• WORK TO DO: Wherever a line in the data below holds "переменные", copy that line.

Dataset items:
──────────
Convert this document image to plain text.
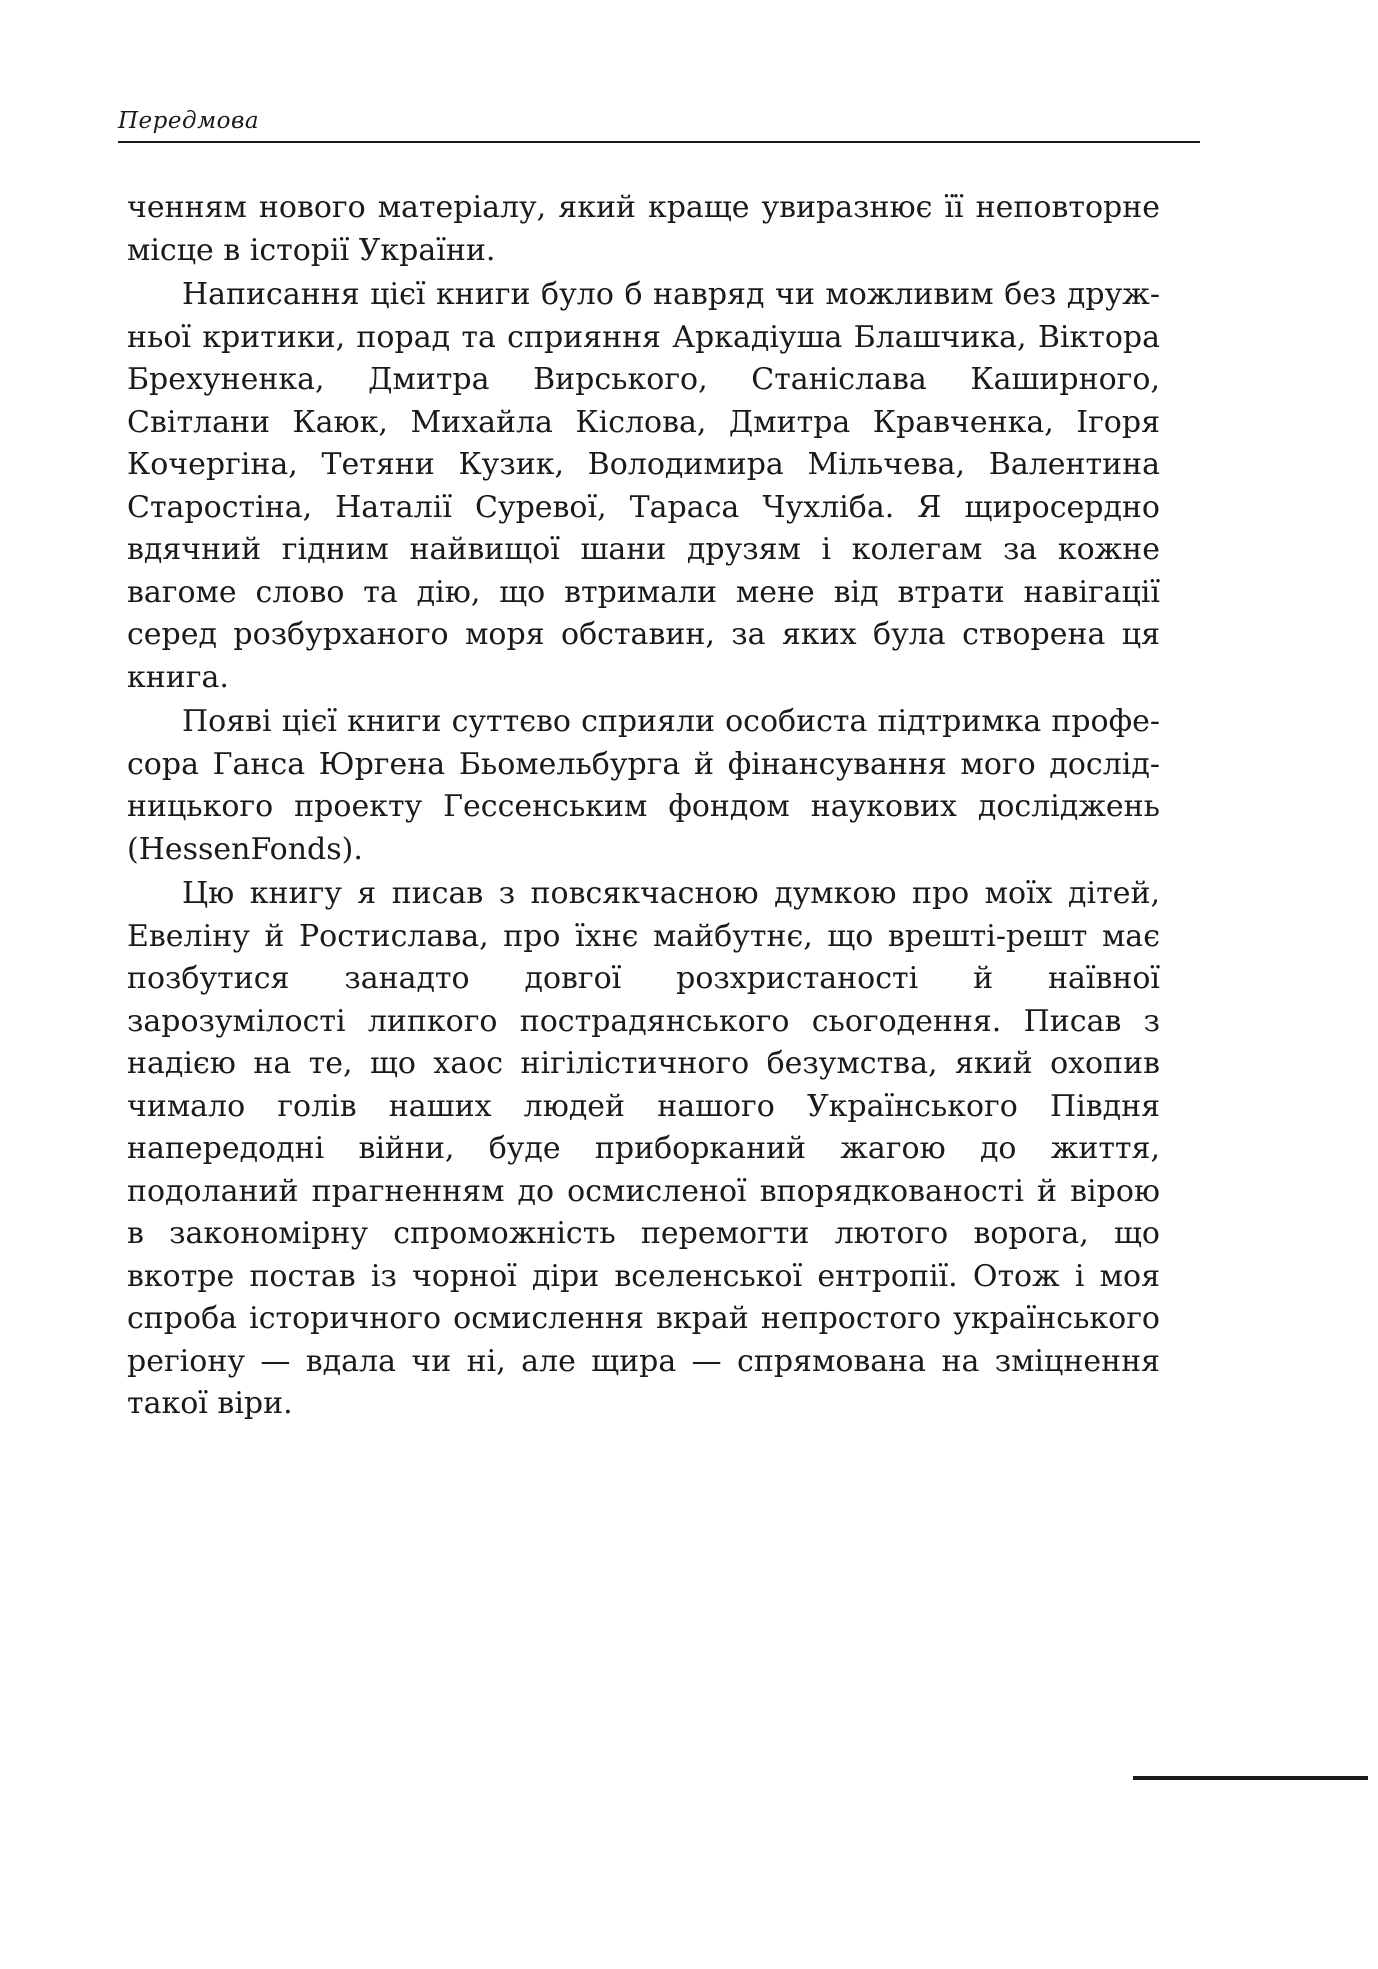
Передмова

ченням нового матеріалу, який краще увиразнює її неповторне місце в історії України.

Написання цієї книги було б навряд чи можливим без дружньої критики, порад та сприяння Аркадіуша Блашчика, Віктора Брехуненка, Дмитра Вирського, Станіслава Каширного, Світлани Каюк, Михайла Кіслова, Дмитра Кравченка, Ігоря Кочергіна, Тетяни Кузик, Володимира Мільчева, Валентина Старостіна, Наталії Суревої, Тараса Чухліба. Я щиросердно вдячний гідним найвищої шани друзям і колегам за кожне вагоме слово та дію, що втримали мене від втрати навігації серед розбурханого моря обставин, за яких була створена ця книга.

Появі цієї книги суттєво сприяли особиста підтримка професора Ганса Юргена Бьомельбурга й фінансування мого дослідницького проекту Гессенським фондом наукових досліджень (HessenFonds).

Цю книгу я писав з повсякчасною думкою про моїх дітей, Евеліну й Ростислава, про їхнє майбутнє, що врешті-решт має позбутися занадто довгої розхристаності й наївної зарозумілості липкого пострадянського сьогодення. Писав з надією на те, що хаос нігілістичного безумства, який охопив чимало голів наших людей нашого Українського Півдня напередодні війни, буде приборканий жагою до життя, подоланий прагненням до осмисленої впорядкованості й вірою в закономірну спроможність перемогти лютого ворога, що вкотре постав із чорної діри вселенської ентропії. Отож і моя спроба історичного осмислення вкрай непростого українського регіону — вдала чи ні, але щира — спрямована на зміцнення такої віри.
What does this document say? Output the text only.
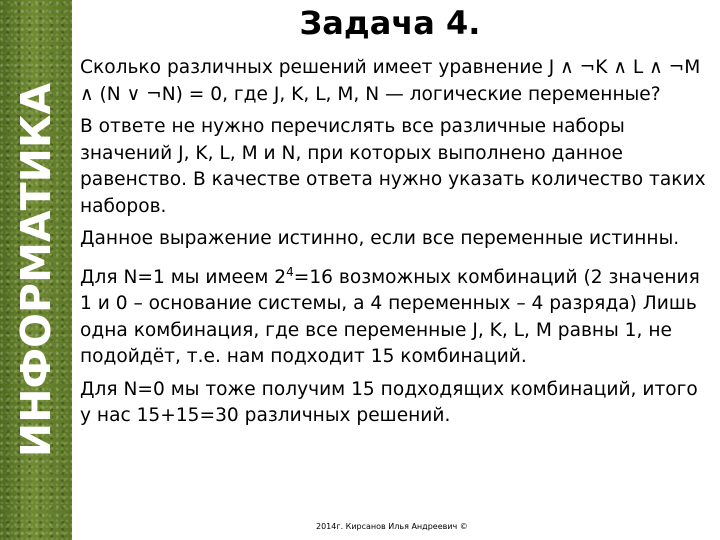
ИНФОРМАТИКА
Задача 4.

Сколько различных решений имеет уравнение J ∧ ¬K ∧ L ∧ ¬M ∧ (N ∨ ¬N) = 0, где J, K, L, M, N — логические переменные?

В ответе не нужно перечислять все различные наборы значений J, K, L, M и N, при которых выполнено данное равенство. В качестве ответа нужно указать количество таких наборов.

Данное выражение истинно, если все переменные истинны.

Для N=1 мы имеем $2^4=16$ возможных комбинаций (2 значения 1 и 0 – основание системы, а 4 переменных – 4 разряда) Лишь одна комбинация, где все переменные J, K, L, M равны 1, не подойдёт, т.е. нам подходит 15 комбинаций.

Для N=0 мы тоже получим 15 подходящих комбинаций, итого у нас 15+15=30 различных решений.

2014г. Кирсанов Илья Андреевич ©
──────────
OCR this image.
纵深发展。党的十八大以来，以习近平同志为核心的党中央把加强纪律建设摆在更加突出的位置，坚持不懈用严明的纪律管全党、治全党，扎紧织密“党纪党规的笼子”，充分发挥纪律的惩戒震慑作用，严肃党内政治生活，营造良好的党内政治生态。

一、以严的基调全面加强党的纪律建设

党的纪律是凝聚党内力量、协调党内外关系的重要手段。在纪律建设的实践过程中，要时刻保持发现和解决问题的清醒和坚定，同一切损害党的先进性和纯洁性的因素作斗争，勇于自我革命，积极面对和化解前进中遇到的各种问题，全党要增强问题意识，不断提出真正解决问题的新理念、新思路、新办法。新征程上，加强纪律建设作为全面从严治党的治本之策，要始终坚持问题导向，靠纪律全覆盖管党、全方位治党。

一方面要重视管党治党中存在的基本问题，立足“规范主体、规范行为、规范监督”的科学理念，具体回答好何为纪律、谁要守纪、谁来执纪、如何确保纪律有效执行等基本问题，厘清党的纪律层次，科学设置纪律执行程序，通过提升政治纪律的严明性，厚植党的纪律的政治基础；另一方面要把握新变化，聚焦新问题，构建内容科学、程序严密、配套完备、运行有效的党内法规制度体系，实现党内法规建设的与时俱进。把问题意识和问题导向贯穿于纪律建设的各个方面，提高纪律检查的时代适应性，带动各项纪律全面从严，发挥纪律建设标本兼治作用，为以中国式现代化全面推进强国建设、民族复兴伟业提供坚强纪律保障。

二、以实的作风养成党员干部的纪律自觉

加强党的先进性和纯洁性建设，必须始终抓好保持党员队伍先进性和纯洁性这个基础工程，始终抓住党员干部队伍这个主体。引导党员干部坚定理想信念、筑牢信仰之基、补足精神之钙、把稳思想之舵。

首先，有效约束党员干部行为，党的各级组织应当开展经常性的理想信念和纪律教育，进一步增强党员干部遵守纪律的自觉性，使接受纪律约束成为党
──────────
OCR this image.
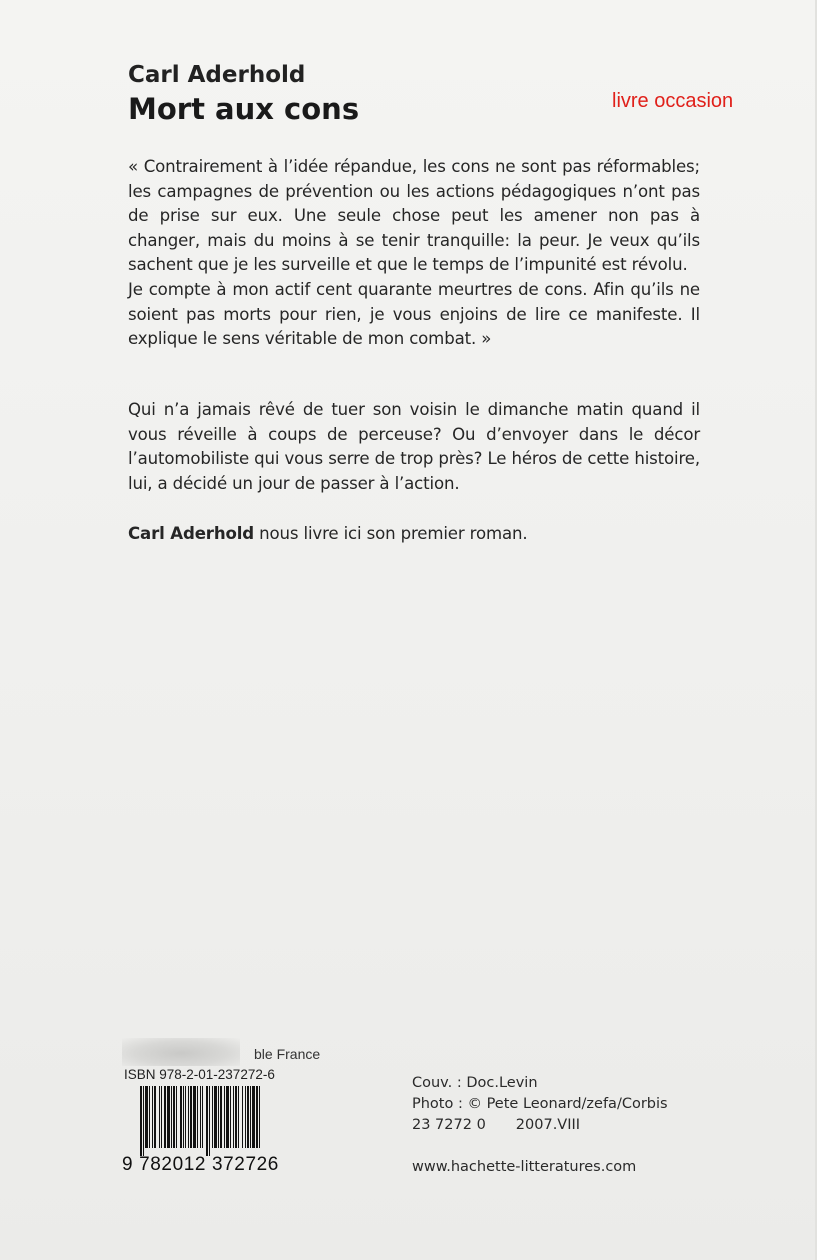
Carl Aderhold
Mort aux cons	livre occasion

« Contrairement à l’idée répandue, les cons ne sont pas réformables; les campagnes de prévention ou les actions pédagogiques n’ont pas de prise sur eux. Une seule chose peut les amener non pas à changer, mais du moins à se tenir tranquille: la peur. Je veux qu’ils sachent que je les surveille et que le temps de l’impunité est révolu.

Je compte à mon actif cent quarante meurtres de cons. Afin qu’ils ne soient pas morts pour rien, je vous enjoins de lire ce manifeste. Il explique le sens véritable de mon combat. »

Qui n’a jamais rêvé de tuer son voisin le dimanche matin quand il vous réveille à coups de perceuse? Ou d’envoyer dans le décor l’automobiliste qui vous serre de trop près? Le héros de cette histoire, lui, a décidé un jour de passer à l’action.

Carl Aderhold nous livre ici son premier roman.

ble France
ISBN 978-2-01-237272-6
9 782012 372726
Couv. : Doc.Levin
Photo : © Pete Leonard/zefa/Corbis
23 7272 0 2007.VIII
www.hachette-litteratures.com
──────────
• FINISHED ANSWER:
Сколько различных решений имеет уравнение J ∧ ¬K ∧ L ∧ ¬M ∧ (N ∨ ¬N) = 0, где J, K, L, M, N — логические переменные?
Данное выражение истинно, если все переменные истинны.
Для N=1 мы имеем $2^4=16$ возможных комбинаций (2 значения 1 и 0 – основание системы, а 4 переменных – 4 разряда) Лишь одна комбинация, где все переменные J, K, L, M равны 1, не подойдёт, т.е. нам подходит 15 комбинаций.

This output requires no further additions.